Extract, from the listing that follows, each line containing the word "званий".

* * * * *

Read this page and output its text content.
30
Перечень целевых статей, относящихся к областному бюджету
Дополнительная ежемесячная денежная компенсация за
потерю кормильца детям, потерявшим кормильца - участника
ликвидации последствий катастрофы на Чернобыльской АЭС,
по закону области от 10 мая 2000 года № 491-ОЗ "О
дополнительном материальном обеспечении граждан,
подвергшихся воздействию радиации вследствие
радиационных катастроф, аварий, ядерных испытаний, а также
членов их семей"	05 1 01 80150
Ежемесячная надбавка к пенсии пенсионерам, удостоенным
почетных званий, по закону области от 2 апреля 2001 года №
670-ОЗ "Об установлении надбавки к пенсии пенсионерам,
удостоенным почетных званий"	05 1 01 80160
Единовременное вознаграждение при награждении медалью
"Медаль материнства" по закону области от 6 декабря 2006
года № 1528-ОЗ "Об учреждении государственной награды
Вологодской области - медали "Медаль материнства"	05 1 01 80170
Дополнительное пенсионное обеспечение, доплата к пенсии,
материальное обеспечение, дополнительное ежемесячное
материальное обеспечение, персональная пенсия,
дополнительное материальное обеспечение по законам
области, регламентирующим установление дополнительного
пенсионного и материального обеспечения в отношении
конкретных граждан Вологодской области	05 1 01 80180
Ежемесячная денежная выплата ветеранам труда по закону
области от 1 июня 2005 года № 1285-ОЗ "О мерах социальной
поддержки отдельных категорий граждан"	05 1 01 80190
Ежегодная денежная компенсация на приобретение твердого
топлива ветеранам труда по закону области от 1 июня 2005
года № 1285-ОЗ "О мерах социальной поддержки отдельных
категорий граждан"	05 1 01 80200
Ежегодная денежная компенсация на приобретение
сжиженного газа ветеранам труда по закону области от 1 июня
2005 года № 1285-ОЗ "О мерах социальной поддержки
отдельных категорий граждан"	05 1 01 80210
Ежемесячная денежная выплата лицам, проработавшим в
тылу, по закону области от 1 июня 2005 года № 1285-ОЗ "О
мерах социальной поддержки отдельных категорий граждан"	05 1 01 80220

* * * * *

OUTPUT OF THE EXERCISE —
почетных званий, по закону области от 2 апреля 2001 года №
удостоенным почетных званий"	05 1 01 80160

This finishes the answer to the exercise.